#### [TO DO]
Among the lines below, list those containing the string "like".

####################

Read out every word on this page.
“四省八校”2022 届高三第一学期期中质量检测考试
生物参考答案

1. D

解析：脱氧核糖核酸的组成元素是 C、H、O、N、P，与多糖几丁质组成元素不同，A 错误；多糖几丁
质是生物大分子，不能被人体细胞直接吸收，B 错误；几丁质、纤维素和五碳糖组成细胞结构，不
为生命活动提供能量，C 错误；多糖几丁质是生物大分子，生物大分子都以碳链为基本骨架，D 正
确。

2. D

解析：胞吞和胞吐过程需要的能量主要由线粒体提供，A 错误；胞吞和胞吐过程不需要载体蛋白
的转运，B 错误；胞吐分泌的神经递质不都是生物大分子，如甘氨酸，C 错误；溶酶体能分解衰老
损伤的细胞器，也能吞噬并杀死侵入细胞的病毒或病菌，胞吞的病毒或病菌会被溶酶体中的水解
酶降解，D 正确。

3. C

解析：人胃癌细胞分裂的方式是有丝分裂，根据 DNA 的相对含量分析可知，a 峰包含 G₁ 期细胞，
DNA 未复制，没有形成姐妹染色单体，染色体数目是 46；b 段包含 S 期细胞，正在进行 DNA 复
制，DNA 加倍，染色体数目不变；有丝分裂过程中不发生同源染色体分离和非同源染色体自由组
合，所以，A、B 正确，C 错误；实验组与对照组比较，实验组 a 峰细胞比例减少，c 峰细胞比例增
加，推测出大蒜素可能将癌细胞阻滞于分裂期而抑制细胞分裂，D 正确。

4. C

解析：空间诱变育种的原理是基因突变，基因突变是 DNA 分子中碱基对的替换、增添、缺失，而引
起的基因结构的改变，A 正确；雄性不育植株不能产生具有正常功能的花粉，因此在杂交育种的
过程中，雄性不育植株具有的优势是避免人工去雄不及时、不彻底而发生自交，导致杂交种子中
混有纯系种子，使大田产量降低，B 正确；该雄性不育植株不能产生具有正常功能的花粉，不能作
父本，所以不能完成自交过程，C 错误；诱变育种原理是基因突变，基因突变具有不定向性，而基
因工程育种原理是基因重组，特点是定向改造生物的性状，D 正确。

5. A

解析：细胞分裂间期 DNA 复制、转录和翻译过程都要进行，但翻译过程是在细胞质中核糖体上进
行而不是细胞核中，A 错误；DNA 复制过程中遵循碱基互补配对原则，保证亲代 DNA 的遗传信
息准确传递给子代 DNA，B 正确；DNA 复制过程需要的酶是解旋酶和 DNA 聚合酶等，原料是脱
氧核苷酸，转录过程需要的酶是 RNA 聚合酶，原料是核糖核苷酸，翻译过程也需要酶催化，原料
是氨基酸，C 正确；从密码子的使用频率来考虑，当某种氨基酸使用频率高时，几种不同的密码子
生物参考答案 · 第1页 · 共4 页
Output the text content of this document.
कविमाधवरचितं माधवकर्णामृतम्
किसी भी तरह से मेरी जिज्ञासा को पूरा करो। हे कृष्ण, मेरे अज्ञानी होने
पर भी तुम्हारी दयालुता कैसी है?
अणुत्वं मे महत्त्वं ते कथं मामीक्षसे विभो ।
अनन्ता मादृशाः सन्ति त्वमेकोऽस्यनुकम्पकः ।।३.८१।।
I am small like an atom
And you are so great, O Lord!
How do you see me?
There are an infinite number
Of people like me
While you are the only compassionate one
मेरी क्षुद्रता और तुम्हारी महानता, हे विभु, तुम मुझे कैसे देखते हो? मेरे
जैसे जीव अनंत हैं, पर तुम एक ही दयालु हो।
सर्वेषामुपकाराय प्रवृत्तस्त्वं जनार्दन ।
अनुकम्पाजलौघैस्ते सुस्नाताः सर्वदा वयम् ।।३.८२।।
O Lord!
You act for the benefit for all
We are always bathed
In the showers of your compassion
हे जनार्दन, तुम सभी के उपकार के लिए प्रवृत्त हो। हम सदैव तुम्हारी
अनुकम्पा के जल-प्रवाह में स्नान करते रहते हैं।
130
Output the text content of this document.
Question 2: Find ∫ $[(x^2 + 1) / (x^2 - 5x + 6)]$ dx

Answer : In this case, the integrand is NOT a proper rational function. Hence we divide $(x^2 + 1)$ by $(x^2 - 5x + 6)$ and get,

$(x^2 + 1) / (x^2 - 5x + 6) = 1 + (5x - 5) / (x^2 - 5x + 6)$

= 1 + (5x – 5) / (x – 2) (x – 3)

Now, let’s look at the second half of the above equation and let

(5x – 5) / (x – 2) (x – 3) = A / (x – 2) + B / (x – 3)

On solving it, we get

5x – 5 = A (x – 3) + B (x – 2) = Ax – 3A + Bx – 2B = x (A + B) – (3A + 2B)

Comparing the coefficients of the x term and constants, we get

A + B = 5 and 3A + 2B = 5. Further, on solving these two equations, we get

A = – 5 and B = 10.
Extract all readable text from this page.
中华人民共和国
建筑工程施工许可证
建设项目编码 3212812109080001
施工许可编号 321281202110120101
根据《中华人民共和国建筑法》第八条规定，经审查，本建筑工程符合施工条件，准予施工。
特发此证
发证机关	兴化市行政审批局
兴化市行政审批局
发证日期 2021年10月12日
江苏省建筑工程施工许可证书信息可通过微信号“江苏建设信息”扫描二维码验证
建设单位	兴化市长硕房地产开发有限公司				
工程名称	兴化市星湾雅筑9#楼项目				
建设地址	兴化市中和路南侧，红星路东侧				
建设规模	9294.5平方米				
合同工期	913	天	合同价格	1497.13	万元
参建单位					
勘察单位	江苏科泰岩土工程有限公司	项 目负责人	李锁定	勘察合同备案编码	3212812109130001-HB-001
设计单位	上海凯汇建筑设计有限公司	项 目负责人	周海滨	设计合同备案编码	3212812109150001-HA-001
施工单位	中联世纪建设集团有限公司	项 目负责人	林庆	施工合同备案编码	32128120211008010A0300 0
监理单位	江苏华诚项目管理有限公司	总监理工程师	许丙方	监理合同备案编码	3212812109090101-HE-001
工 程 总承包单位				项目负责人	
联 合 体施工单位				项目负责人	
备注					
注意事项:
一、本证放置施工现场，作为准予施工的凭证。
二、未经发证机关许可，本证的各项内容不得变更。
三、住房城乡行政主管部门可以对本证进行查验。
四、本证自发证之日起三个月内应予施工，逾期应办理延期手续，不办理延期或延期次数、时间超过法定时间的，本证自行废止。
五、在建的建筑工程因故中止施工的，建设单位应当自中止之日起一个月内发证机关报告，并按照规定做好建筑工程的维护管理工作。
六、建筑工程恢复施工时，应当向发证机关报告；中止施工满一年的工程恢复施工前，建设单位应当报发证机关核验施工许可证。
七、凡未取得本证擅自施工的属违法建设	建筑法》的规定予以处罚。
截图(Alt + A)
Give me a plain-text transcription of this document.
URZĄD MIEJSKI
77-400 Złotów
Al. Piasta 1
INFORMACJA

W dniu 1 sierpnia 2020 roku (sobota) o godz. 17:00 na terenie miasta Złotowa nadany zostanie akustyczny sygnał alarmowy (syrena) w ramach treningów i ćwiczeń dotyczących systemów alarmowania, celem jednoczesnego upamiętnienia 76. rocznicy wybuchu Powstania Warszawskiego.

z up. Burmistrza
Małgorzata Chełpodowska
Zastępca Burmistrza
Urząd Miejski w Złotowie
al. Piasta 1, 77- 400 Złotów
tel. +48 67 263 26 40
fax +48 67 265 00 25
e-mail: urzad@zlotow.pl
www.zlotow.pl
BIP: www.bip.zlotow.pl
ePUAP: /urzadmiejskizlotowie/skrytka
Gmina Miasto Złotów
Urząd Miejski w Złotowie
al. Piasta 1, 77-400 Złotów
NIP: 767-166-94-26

####################

#### [TASK RESULT]
I am small like an atom
Of people like me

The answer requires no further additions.